• ТЕКСТ:
───
Это Аркадина (Пиа Ланчотти), железная леди с упругими медными волосами, поджарая и сухая, словно балерина на пенсии, ни разу не споткнется, прокрутив свои безупречные фуэте перед обитателями усадьбы: Актриса!
Она знает, как прочесть монолог, как обеспечить успех в Харькове, как выглядеть в сорок на двадцать шесть, как обращаться с мужчинами. Тригорина (Паоло Маццарелли) она так мастерски уложит на пол, скрутит, элегантно прижмет сверху стулом для надежности, да еще от него же получит благодарность, что станет ясно — перед нами классная профессионалка. Кажется, по сцене и по жизни она шагает со стальным позвоночником. Балетный, профессионально выверенный и защищенный ее шаг прервется лишь в одной сцене — в гениально сыгранной сцене с Треплевым. «Мама, перевяжи мне повязку…» Они усядутся в одно кресло, как в детстве, и вспомнят свою давнюю игру: начнут искать на руках друг у друга родинки, обрадуются, заплачут, обнимутся… Чтобы через минуту снова унижать друг друга со всякими театральными эффектами — Костя начнет душить мать шнурками от своих ботинок, она вырвет их, свяжет, спрячет на груди… Эту довольно рискованную сцену, сочиненную Някрошюсом с адской смесью театральщины, нежности, гнева, унижения и любви, итальянские актеры сыграли с артистической тонкостью и душевным бесстрашием.
Радостный птичий звон, брызги живой воды, цветные вертушки дачного театра «окрасят» этот спектакль ненадолго. Довольно скоро — уже в первом акте — Някрошюс погасит премьерное сияние двух любителей-дебютантов, Треплева и Заречной, и испытает их Мировую Душу — нет, не красными глазами дьявола с его мировым злом, а проще, по-чеховски — неуспехом, ранними сумерками, грубыми буднями…
Някрошюс не заставит судьбу долго ждать, он начнет испытывать и ломать хрупкую Нину задолго до Ельца и всех ее несчастий с ребенком. Он остановит ее сверканье уже в первом акте: Треплев прервет ее птичью радость после провала своей пьесы. Он начнет гнуть ее, словно гуттаперчевую акробатку, и провертит ее тонкое сиреневое тельце, покуда Нине не станет совсем плохо. «Женщины не прощают неуспеха!» — прокричит он ей, но и сам же не простит дебютантке-актрисе свой неуспех, завертит чуть ли не насмерть, до помрачения, до тошноты… Так, что на первую свою любовную сцену с Тригориным она выйдет, чуть пошатываясь, полуживая. Потом соберется с силами, смешно подпрыгнет, а затем вспорхнет на стул, чтобы получить первый поцелуй…
Между прочим, вслед за Ниной свою долю испытаний получит и Аркадина. Сначала Треплев, затем Тригорин устроят ей нешуточные мужские истерики. Она отнесется к этому профессионально и проведет раунды, точно рассчитав свои женские силы и умно отражая удары. «Все будто сговорились меня сегодня мучить!» Высокая профессионалка, она расчетливо чередует игру и вдохновенье, слезы, обиды и ответные уколы…
Мир этой пьесы Някрошюс поделил на любителей и профессионалов: он восхищен трепетной сущностью дилетантов и удручен их пронзительно-коротким, сбивчивым дыханием, малостью жизненных сил… Они ничем не подстрахованы и не укреплены, не укоренены, словно дерево, висящее над сценой кроной вниз, корнями вверх. Их трогательные и вдохновенные попытки «изобразить жизнь не такою, как она есть, а такою, как она представляется в мечтах», так и не находят почвы и повисают, словно странное дерево, в небе спектакля. (Не случайно в первом акте Нина читает свой знаменитый монолог, чудно изогнувшись, запрокинув голову вниз… словно повторяя рисунок диковинного дерева в высоте сцены.)
───
• ИСХОДНЫЕ СТРОКИ:
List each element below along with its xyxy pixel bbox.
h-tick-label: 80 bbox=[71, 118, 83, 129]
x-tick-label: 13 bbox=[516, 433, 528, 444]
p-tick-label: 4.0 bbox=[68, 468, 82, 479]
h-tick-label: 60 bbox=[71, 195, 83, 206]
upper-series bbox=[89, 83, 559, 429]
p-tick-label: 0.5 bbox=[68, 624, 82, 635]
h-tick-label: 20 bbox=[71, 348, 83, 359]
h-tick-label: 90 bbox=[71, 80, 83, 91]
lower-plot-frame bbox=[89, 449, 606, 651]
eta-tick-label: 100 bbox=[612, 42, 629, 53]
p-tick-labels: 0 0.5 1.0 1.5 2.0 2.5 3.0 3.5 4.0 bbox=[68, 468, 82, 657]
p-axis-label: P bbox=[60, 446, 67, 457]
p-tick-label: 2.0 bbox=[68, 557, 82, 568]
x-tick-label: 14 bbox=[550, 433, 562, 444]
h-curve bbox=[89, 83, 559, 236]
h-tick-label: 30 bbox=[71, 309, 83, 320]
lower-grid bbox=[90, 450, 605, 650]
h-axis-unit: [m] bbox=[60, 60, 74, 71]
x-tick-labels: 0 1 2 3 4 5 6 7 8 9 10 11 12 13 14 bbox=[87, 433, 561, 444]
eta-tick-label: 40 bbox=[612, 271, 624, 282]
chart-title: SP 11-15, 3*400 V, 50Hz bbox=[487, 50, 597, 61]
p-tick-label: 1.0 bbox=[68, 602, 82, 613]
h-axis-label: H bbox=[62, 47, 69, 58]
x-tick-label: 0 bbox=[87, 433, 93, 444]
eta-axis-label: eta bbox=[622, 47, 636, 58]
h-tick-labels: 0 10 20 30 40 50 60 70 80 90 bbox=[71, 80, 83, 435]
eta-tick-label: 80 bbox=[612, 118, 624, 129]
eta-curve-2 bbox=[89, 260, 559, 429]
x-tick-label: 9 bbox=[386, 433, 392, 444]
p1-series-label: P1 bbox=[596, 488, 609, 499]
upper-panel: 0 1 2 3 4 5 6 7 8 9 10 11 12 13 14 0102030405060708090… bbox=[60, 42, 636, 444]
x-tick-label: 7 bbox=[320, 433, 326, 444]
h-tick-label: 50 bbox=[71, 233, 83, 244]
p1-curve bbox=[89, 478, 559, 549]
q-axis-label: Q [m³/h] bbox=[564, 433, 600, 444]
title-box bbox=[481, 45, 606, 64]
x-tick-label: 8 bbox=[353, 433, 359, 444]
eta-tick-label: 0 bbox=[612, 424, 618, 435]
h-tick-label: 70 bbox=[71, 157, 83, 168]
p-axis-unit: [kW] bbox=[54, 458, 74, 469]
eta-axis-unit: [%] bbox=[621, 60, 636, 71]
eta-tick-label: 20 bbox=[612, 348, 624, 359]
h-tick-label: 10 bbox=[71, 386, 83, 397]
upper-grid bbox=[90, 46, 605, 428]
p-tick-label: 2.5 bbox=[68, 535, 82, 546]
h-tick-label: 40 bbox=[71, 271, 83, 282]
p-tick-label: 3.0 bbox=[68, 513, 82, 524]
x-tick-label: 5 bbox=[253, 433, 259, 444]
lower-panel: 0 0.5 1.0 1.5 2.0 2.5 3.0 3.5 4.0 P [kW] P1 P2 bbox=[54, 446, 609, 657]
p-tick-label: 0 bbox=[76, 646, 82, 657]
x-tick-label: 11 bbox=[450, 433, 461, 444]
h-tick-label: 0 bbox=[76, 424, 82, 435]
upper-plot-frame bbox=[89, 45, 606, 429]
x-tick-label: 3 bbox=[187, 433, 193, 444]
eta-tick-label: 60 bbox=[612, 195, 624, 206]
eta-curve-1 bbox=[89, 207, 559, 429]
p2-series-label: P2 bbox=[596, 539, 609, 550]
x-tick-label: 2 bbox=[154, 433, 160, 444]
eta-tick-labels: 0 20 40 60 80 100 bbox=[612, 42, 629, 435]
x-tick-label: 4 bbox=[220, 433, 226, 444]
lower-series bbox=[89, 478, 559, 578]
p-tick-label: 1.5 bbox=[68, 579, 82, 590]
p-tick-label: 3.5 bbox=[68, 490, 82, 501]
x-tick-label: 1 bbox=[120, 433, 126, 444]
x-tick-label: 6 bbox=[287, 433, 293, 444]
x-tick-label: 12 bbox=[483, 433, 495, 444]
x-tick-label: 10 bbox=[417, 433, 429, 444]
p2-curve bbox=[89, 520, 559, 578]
───
• ЗАДАНИЯ:
(1) Ответьте по тексту о спектакле на вопросы:
(a) Кто из актеров играет Аркадину?
(b) Чем Костя начинает душить мать?
(c) На какие две части Някрошюс поделил мир пьесы?
(2) Перепишите в виде JSON-списка строковых значений, по одному на строку и без пустых строк, часть строк (не текста о спектакле): она начинается с самой первой строки и заканчивается строкой, содержащей «h-tick-label: 10 bbox=[71, 386, 83, 397]». Обе границы входят.

• ОТВЕТЫ К ЗАДАНИЯМ:
(1)
(a) Пиа Ланчотти.
(b) Шнурками от своих ботинок.
(c) На любителей и профессионалов.

(2)
[
  "List each element below along with its xyxy pixel bbox.",
  "h-tick-label: 80 bbox=[71, 118, 83, 129]",
  "x-tick-label: 13 bbox=[516, 433, 528, 444]",
  "p-tick-label: 4.0 bbox=[68, 468, 82, 479]",
  "h-tick-label: 60 bbox=[71, 195, 83, 206]",
  "upper-series bbox=[89, 83, 559, 429]",
  "p-tick-label: 0.5 bbox=[68, 624, 82, 635]",
  "h-tick-label: 20 bbox=[71, 348, 83, 359]",
  "h-tick-label: 90 bbox=[71, 80, 83, 91]",
  "lower-plot-frame bbox=[89, 449, 606, 651]",
  "eta-tick-label: 100 bbox=[612, 42, 629, 53]",
  "p-tick-labels: 0 0.5 1.0 1.5 2.0 2.5 3.0 3.5 4.0 bbox=[68, 468, 82, 657]",
  "p-axis-label: P bbox=[60, 446, 67, 457]",
  "p-tick-label: 2.0 bbox=[68, 557, 82, 568]",
  "x-tick-label: 14 bbox=[550, 433, 562, 444]",
  "h-curve bbox=[89, 83, 559, 236]",
  "h-tick-label: 30 bbox=[71, 309, 83, 320]",
  "lower-grid bbox=[90, 450, 605, 650]",
  "h-axis-unit: [m] bbox=[60, 60, 74, 71]",
  "x-tick-labels: 0 1 2 3 4 5 6 7 8 9 10 11 12 13 14 bbox=[87, 433, 561, 444]",
  "eta-tick-label: 40 bbox=[612, 271, 624, 282]",
  "chart-title: SP 11-15, 3*400 V, 50Hz bbox=[487, 50, 597, 61]",
  "p-tick-label: 1.0 bbox=[68, 602, 82, 613]",
  "h-axis-label: H bbox=[62, 47, 69, 58]",
  "x-tick-label: 0 bbox=[87, 433, 93, 444]",
  "eta-axis-label: eta bbox=[622, 47, 636, 58]",
  "h-tick-labels: 0 10 20 30 40 50 60 70 80 90 bbox=[71, 80, 83, 435]",
  "eta-tick-label: 80 bbox=[612, 118, 624, 129]",
  "eta-curve-2 bbox=[89, 260, 559, 429]",
  "x-tick-label: 9 bbox=[386, 433, 392, 444]",
  "p1-series-label: P1 bbox=[596, 488, 609, 499]",
  "upper-panel: 0 1 2 3 4 5 6 7 8 9 10 11 12 13 14 0102030405060708090… bbox=[60, 42, 636, 444]",
  "x-tick-label: 7 bbox=[320, 433, 326, 444]",
  "h-tick-label: 50 bbox=[71, 233, 83, 244]",
  "p1-curve bbox=[89, 478, 559, 549]",
  "q-axis-label: Q [m³/h] bbox=[564, 433, 600, 444]",
  "title-box bbox=[481, 45, 606, 64]",
  "x-tick-label: 8 bbox=[353, 433, 359, 444]",
  "eta-tick-label: 0 bbox=[612, 424, 618, 435]",
  "h-tick-label: 70 bbox=[71, 157, 83, 168]",
  "p-axis-unit: [kW] bbox=[54, 458, 74, 469]",
  "eta-axis-unit: [%] bbox=[621, 60, 636, 71]",
  "eta-tick-label: 20 bbox=[612, 348, 624, 359]",
  "h-tick-label: 10 bbox=[71, 386, 83, 397]"
]